**Excerpted passage**
"Bird in Flight" is a song by the English new wave band Toyah, fronted by Toyah Willcox, released as a single in 1980 by Safari Records.

Background
The song was written by Toyah Willcox, Charlie Francis, Joel Bogen, Peter Bush and Steve Bray, and was produced by Matt Dangerfield. Willcox explained that it is "a song of rebellion and getting personal freedom, and not being met with negativity for something you passionately believe", revealing that she wrote it in rebellion against her mother. In 2011, the singer reflected: "I find the lyric excruciatingly wrong. But that might be because I'm older and wiser and prefer what I write today. That said, the Toyah band play it beautifully and they have given it a light, optimistic feel that really lifts the whole set. It dances into the venue and tickles your ears. I just need to ignore the lyric... It's so bloody wrong".

**List of tasks**
1. Answer these questions using the passage about the song "Bird in Flight":
(a) Which record label released the single, and in what year?
(b) Who produced the song?
(c) Against whom did Willcox say she wrote it?
2. Continue the passage about the song "Bird in Flight" from the point where it ends.
The listing that comes next isn't needed for anything here.

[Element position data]
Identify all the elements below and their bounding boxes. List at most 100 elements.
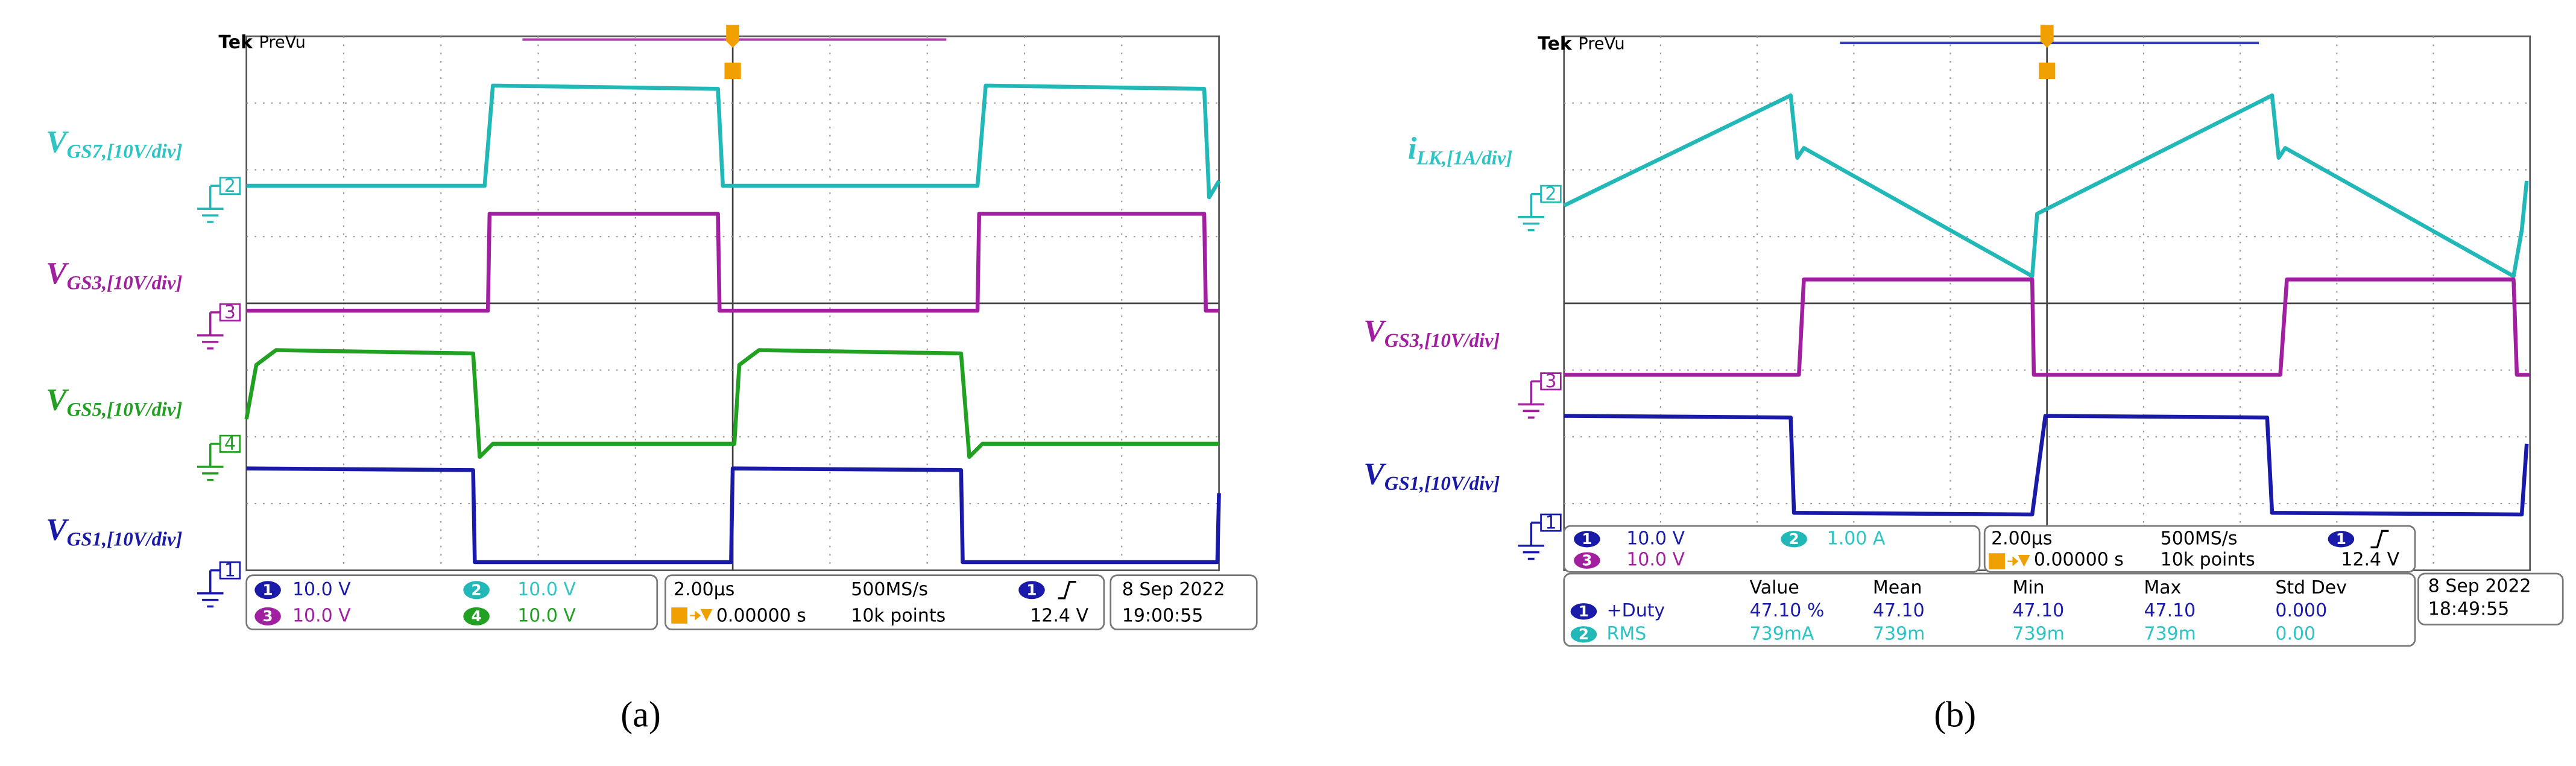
ground-marker: 4 (197, 434, 241, 481)
channel-scale: 10.0 V (292, 579, 351, 600)
trace (1564, 414, 2529, 517)
badge-num: 2 (1579, 625, 1589, 643)
measurement-header: Min (2012, 577, 2044, 598)
measurement-cell: 739m (2012, 623, 2064, 644)
marker-num: 2 (224, 176, 236, 197)
badge-num: 2 (472, 581, 482, 599)
edge-icon (2370, 530, 2389, 549)
label-main: i (1408, 131, 1417, 166)
measurement-cell: 0.00 (2275, 623, 2316, 644)
ground-marker: 3 (197, 302, 241, 350)
trigger-channel: 1 (2336, 530, 2346, 548)
trace-label: VGS7,[10V/div] (46, 125, 182, 162)
trace-label: VGS1,[10V/div] (46, 513, 182, 550)
caption: (a) (620, 695, 661, 735)
measurement-cell: 47.10 (2012, 600, 2064, 621)
measurement-header: Max (2144, 577, 2181, 598)
panel-b: Tek PreVu iLK,[1A/div] VGS3,[10V/div] VG… (1363, 25, 2564, 735)
trace (246, 212, 1219, 313)
badge (463, 607, 490, 625)
measurement-cell: 739mA (1750, 623, 1814, 644)
marker-num: 1 (1545, 512, 1556, 533)
label-sub: GS3,[10V/div] (1384, 329, 1500, 351)
measurement-name: +Duty (1607, 600, 1665, 621)
trace (246, 83, 1221, 200)
trigger-icon (1989, 553, 2030, 569)
date: 8 Sep 2022 (1122, 579, 1225, 600)
badge (1781, 531, 1807, 548)
label-main: V (46, 256, 69, 291)
trace (1564, 277, 2530, 377)
trigger-position: 0.00000 s (716, 605, 806, 626)
marker-num: 3 (224, 302, 236, 323)
badge-num: 1 (1579, 603, 1589, 620)
measurement-table: Value Mean Min Max Std Dev 1 +Duty 47.10 % 47.10… (1570, 577, 2347, 644)
marker-box (219, 303, 241, 321)
label-sub: GS5,[10V/div] (67, 399, 183, 420)
badge-num: 4 (472, 607, 482, 625)
record-length: 10k points (851, 605, 945, 626)
label-sub: GS1,[10V/div] (67, 528, 183, 550)
badge-num: 2 (1789, 530, 1799, 548)
label-sub: GS3,[10V/div] (67, 272, 183, 294)
channel-box (1563, 525, 1981, 573)
mode: PreVu (1578, 34, 1624, 53)
label-main: V (46, 513, 69, 547)
trace (246, 466, 1221, 565)
trigger-icon (671, 607, 713, 624)
time: 19:00:55 (1122, 605, 1204, 626)
channel-box (245, 574, 658, 631)
measurement-header: Std Dev (2275, 577, 2347, 598)
label-main: V (46, 383, 69, 417)
badge-num: 3 (263, 607, 273, 625)
sample-rate: 500MS/s (2161, 528, 2238, 549)
timebase-box (1983, 525, 2416, 573)
measurement-box (1563, 572, 2416, 647)
label-main: V (1363, 457, 1387, 491)
trace-label: VGS3,[10V/div] (46, 256, 182, 294)
marker-num: 2 (1545, 184, 1556, 205)
timebase: 2.00µs (1991, 528, 2052, 549)
brand: Tek PreVu (218, 32, 305, 53)
ground-marker: 2 (197, 176, 241, 223)
edge-icon (1058, 581, 1076, 600)
label-sub: GS7,[10V/div] (67, 141, 183, 162)
marker-box (219, 561, 241, 580)
marker-num: 1 (224, 560, 236, 581)
trace-label: VGS3,[10V/div] (1363, 314, 1500, 351)
marker-box (1540, 372, 1562, 391)
badge (254, 607, 281, 625)
badge (1018, 581, 1045, 600)
time: 18:49:55 (2428, 598, 2510, 619)
date-box (1110, 574, 1258, 631)
grids (245, 35, 2531, 571)
label-main: V (46, 125, 69, 159)
marker-box (1540, 185, 1562, 203)
marker-box (219, 434, 241, 453)
ground-marker: 3 (1518, 371, 1562, 419)
brand: Tek (1538, 33, 1573, 54)
label-sub: GS1,[10V/div] (1384, 472, 1500, 494)
ground-marker: 1 (1518, 512, 1562, 560)
measurement-cell: 739m (2144, 623, 2196, 644)
channel-scale: 10.0 V (292, 605, 351, 626)
timebase-box (665, 574, 1105, 631)
measurement-cell: 0.000 (2275, 600, 2327, 621)
measurement-cell: 47.10 (1873, 600, 1925, 621)
mode: PreVu (259, 33, 305, 52)
trigger-channel: 1 (1026, 581, 1037, 599)
date: 8 Sep 2022 (2428, 575, 2531, 597)
measurement-header: Value (1750, 577, 1799, 598)
badge (463, 581, 490, 600)
badge (2328, 531, 2355, 548)
trace-label: iLK,[1A/div] (1408, 131, 1512, 169)
caption: (b) (1934, 695, 1976, 735)
badge (254, 581, 281, 600)
measurement-name: RMS (1607, 623, 1647, 644)
timebase: 2.00µs (674, 579, 734, 600)
measurement-cell: 47.10 (2144, 600, 2196, 621)
brand: Tek PreVu (1538, 33, 1624, 54)
channel-scale: 1.00 A (1827, 528, 1886, 549)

**Responses per task**
1.
(a) Safari Records, in 1980
(b) Matt Dangerfield
(c) Her mother

2.
In the UK, "Bird in Flight" was released as a double A-side single with the song "Tribal Look", inspired by the Maasai tribe. Toyah promoted the single with the eponymous UK tour from January to March 1980. NME gave "Bird in Flight" a positive review, describing it as a Patti Smith-influenced "good pop song" with a "desirable spacy atmosphere". Neither track was featured on an album at the time, though both were added to the 2002 reissue of Sheep Farming in Barnet, and also on the 2005 compilation album The Safari Singles Collection Part 1: 1979–1981.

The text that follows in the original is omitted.